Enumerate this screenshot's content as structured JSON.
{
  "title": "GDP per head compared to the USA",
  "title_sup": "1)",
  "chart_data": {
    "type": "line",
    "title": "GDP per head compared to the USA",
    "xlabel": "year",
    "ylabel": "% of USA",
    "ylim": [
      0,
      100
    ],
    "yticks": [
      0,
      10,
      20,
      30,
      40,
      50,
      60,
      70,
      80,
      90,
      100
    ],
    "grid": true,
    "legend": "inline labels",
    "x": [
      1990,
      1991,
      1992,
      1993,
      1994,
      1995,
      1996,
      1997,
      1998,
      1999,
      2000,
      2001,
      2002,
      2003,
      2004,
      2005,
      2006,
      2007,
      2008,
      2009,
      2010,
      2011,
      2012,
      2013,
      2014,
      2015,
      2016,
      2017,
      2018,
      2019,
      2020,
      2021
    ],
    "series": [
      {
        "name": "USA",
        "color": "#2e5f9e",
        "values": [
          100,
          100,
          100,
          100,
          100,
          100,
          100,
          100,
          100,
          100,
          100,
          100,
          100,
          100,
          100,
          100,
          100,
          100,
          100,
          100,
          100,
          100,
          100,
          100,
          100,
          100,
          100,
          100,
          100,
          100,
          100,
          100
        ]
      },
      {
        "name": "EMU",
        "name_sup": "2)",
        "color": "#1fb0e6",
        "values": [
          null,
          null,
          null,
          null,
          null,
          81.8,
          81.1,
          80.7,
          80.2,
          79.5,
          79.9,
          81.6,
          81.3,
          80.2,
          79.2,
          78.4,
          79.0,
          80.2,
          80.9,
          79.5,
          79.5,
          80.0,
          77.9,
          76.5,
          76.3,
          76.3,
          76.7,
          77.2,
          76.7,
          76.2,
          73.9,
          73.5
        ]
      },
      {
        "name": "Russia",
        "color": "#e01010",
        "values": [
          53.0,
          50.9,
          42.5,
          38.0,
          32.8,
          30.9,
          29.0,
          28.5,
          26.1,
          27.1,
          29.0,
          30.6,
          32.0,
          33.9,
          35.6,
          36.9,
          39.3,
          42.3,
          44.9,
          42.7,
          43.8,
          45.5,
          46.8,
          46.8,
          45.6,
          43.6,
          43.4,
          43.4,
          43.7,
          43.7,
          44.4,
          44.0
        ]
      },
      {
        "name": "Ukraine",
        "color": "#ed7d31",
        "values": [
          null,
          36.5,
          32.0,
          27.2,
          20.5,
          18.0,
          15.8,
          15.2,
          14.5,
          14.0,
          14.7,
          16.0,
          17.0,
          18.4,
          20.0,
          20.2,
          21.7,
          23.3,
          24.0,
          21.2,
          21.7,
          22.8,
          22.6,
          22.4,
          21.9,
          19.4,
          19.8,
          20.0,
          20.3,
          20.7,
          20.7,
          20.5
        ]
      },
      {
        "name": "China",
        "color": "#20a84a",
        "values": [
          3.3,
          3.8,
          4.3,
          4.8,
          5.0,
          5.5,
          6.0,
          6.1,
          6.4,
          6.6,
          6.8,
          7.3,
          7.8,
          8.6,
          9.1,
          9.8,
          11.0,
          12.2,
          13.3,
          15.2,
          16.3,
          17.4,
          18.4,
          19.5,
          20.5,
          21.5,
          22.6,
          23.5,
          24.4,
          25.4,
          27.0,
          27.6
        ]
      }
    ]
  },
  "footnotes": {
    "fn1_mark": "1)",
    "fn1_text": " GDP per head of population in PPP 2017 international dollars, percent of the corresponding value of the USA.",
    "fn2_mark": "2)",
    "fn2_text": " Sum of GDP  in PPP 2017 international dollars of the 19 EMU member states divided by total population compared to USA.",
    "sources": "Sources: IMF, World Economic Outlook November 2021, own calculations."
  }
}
• • •
- **Task brief**
Repeat every record, exactly as written.

- **Answer below**
Enumerate this screenshot's content as structured JSON.
{
  "title": "GDP per head compared to the USA",
  "title_sup": "1)",
  "chart_data": {
    "type": "line",
    "title": "GDP per head compared to the USA",
    "xlabel": "year",
    "ylabel": "% of USA",
    "ylim": [
      0,
      100
    ],
    "yticks": [
      0,
      10,
      20,
      30,
      40,
      50,
      60,
      70,
      80,
      90,
      100
    ],
    "grid": true,
    "legend": "inline labels",
    "x": [
      1990,
      1991,
      1992,
      1993,
      1994,
      1995,
      1996,
      1997,
      1998,
      1999,
      2000,
      2001,
      2002,
      2003,
      2004,
      2005,
      2006,
      2007,
      2008,
      2009,
      2010,
      2011,
      2012,
      2013,
      2014,
      2015,
      2016,
      2017,
      2018,
      2019,
      2020,
      2021
    ],
    "series": [
      {
        "name": "USA",
        "color": "#2e5f9e",
        "values": [
          100,
          100,
          100,
          100,
          100,
          100,
          100,
          100,
          100,
          100,
          100,
          100,
          100,
          100,
          100,
          100,
          100,
          100,
          100,
          100,
          100,
          100,
          100,
          100,
          100,
          100,
          100,
          100,
          100,
          100,
          100,
          100
        ]
      },
      {
        "name": "EMU",
        "name_sup": "2)",
        "color": "#1fb0e6",
        "values": [
          null,
          null,
          null,
          null,
          null,
          81.8,
          81.1,
          80.7,
          80.2,
          79.5,
          79.9,
          81.6,
          81.3,
          80.2,
          79.2,
          78.4,
          79.0,
          80.2,
          80.9,
          79.5,
          79.5,
          80.0,
          77.9,
          76.5,
          76.3,
          76.3,
          76.7,
          77.2,
          76.7,
          76.2,
          73.9,
          73.5
        ]
      },
      {
        "name": "Russia",
        "color": "#e01010",
        "values": [
          53.0,
          50.9,
          42.5,
          38.0,
          32.8,
          30.9,
          29.0,
          28.5,
          26.1,
          27.1,
          29.0,
          30.6,
          32.0,
          33.9,
          35.6,
          36.9,
          39.3,
          42.3,
          44.9,
          42.7,
          43.8,
          45.5,
          46.8,
          46.8,
          45.6,
          43.6,
          43.4,
          43.4,
          43.7,
          43.7,
          44.4,
          44.0
        ]
      },
      {
        "name": "Ukraine",
        "color": "#ed7d31",
        "values": [
          null,
          36.5,
          32.0,
          27.2,
          20.5,
          18.0,
          15.8,
          15.2,
          14.5,
          14.0,
          14.7,
          16.0,
          17.0,
          18.4,
          20.0,
          20.2,
          21.7,
          23.3,
          24.0,
          21.2,
          21.7,
          22.8,
          22.6,
          22.4,
          21.9,
          19.4,
          19.8,
          20.0,
          20.3,
          20.7,
          20.7,
          20.5
        ]
      },
      {
        "name": "China",
        "color": "#20a84a",
        "values": [
          3.3,
          3.8,
          4.3,
          4.8,
          5.0,
          5.5,
          6.0,
          6.1,
          6.4,
          6.6,
          6.8,
          7.3,
          7.8,
          8.6,
          9.1,
          9.8,
          11.0,
          12.2,
          13.3,
          15.2,
          16.3,
          17.4,
          18.4,
          19.5,
          20.5,
          21.5,
          22.6,
          23.5,
          24.4,
          25.4,
          27.0,
          27.6
        ]
      }
    ]
  },
  "footnotes": {
    "fn1_mark": "1)",
    "fn1_text": " GDP per head of population in PPP 2017 international dollars, percent of the corresponding value of the USA.",
    "fn2_mark": "2)",
    "fn2_text": " Sum of GDP  in PPP 2017 international dollars of the 19 EMU member states divided by total population compared to USA.",
    "sources": "Sources: IMF, World Economic Outlook November 2021, own calculations."
  }
}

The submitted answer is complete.